▸ **SUPPLIED RECORDS**:

========================================================================

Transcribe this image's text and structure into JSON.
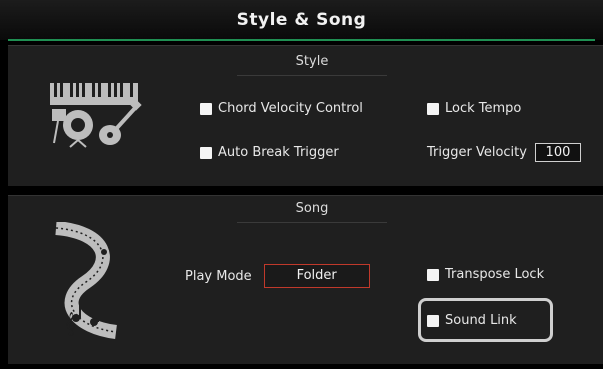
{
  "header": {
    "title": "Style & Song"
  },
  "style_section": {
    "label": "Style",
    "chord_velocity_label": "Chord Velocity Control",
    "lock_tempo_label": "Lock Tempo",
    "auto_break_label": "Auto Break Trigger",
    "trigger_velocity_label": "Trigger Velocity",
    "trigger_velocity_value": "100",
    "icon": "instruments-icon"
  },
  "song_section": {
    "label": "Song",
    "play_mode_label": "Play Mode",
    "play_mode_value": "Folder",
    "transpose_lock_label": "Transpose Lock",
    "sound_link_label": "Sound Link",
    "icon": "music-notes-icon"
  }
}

========================================================================

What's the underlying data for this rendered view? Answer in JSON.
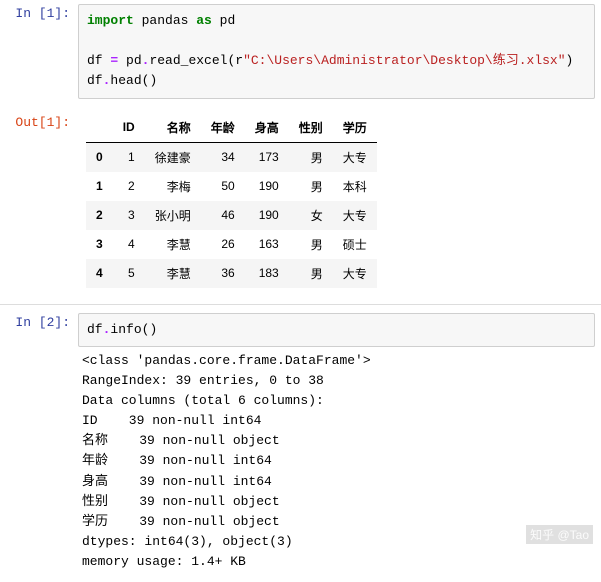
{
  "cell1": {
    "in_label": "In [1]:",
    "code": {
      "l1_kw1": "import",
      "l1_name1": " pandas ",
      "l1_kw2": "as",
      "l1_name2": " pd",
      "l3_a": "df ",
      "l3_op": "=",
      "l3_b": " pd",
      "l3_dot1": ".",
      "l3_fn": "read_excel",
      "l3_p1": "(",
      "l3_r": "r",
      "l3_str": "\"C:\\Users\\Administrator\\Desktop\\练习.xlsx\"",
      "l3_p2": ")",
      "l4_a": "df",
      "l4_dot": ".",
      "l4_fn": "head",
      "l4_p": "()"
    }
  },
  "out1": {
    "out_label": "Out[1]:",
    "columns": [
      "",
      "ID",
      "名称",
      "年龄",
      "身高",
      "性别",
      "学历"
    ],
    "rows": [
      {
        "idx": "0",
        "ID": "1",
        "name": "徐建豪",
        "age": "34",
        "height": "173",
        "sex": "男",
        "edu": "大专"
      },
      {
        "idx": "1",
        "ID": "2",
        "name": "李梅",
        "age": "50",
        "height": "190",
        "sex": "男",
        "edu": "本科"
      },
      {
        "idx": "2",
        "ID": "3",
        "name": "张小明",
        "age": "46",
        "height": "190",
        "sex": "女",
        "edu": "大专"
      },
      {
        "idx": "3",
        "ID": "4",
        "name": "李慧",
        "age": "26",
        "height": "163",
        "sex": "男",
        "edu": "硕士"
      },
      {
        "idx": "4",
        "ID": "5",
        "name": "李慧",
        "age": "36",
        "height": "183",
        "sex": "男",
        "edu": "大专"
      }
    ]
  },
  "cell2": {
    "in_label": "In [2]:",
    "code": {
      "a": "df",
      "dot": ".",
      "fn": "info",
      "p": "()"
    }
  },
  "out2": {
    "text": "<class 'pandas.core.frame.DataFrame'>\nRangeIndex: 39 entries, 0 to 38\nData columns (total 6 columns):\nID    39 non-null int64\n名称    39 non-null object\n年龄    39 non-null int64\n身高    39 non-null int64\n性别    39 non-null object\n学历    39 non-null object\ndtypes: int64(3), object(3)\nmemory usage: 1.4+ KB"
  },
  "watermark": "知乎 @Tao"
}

========================================================================

▸ **PROBLEM DETAILS**: Report only a number: how many lines in the material above contain the string "this".

▸ **RESPONSE**: 2